Ausgewählter Auszug:
Buchwert
Buchwert (englisch book value, carrying amount) ist im Rechnungswesen der Wert, mit dem ein Wirtschaftsgut zum Bilanzstichtag in der Bilanz aktiviert oder als Kapitalposition passiviert ist. Der Buchwert ist somit nicht unbedingt der Wert, der beim Verkauf des Gutes als Erlös zu erzielen wäre.
Allgemeines
Das Handelsrecht kennt mehrere Wertkonventionen. Wertkonventionen sind Wertziffern, die nach bestimmten Regeln objektiv zu ermitteln sind. Diese Regeln ergeben sich aus dem Handelsgesetzbuch und anderen Rechnungslegungsstandards. Zu den Wertkonventionen gehören insbesondere die Anschaffungs- und Herstellungskosten, Zeitwerte (Marktwert und Börsenwert), der „beizulegende Zeitwert“ (Fair Value; § 253 Abs. 3 Satz 3 HGB für Anlagevermögen, § 253 Abs. 4 Satz 2 HGB für Umlaufvermögen), oder der Buchwert. Einige Wertkonventionen werden durch Legaldefinition erklärt (Anschaffungs- und Herstellungskosten in § 255 Abs. 1 und 2 HGB), andere wie der Buchwert werden lediglich erwähnt und als bekannt vorausgesetzt (§ 285 Nr. 18 und 19 HGB, § 312 Abs. 1 HGB). Im Steuerrecht kennt man als Wertkonventionen den Teilwert, gemeiner Wert oder Einheitswert. Im Umwandlungssteuergesetz ist der Buchwert der niedrigste mögliche Wertansatz, daneben sind gemeiner Wert und Zwischenwert zulässig.

Entnommenes Material:
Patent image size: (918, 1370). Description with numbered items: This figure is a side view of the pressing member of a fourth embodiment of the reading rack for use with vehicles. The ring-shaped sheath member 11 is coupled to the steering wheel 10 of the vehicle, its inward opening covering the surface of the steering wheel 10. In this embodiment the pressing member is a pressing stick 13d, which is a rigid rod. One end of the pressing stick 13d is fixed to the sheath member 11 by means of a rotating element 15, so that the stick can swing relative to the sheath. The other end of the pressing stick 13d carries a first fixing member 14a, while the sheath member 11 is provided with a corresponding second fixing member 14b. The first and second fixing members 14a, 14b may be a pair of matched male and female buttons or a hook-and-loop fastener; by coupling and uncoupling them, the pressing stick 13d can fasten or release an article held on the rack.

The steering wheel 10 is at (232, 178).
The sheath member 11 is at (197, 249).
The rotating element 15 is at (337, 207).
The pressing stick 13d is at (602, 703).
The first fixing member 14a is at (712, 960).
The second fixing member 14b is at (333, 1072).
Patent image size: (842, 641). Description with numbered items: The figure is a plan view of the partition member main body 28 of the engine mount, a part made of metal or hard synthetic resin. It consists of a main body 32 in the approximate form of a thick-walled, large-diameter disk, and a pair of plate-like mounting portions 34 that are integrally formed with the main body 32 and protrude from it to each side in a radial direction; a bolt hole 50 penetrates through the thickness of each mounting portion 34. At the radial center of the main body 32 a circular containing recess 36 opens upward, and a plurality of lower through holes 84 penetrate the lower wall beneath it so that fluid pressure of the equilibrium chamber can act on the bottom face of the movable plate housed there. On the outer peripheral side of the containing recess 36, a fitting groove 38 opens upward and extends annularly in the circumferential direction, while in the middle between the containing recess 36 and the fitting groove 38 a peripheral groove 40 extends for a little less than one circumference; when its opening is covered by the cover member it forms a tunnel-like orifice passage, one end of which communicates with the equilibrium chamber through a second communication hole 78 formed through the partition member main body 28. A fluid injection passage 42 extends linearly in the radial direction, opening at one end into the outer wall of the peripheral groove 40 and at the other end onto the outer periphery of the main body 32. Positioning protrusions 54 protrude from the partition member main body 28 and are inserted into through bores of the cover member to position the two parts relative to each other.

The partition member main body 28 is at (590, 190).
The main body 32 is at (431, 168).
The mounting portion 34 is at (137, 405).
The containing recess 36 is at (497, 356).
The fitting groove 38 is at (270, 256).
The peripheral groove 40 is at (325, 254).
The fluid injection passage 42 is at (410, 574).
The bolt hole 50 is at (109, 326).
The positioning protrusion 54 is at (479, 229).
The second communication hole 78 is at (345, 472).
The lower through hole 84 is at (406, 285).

Zu bearbeitende Aufgabe:
Tippen Sie den Text über den Buchwert vollständig und Wort für Wort ab.

Als Antwort:
Buchwert
Buchwert (englisch book value, carrying amount) ist im Rechnungswesen der Wert, mit dem ein Wirtschaftsgut zum Bilanzstichtag in der Bilanz aktiviert oder als Kapitalposition passiviert ist. Der Buchwert ist somit nicht unbedingt der Wert, der beim Verkauf des Gutes als Erlös zu erzielen wäre.
Allgemeines
Das Handelsrecht kennt mehrere Wertkonventionen. Wertkonventionen sind Wertziffern, die nach bestimmten Regeln objektiv zu ermitteln sind. Diese Regeln ergeben sich aus dem Handelsgesetzbuch und anderen Rechnungslegungsstandards. Zu den Wertkonventionen gehören insbesondere die Anschaffungs- und Herstellungskosten, Zeitwerte (Marktwert und Börsenwert), der „beizulegende Zeitwert“ (Fair Value; § 253 Abs. 3 Satz 3 HGB für Anlagevermögen, § 253 Abs. 4 Satz 2 HGB für Umlaufvermögen), oder der Buchwert. Einige Wertkonventionen werden durch Legaldefinition erklärt (Anschaffungs- und Herstellungskosten in § 255 Abs. 1 und 2 HGB), andere wie der Buchwert werden lediglich erwähnt und als bekannt vorausgesetzt (§ 285 Nr. 18 und 19 HGB, § 312 Abs. 1 HGB). Im Steuerrecht kennt man als Wertkonventionen den Teilwert, gemeiner Wert oder Einheitswert. Im Umwandlungssteuergesetz ist der Buchwert der niedrigste mögliche Wertansatz, daneben sind gemeiner Wert und Zwischenwert zulässig.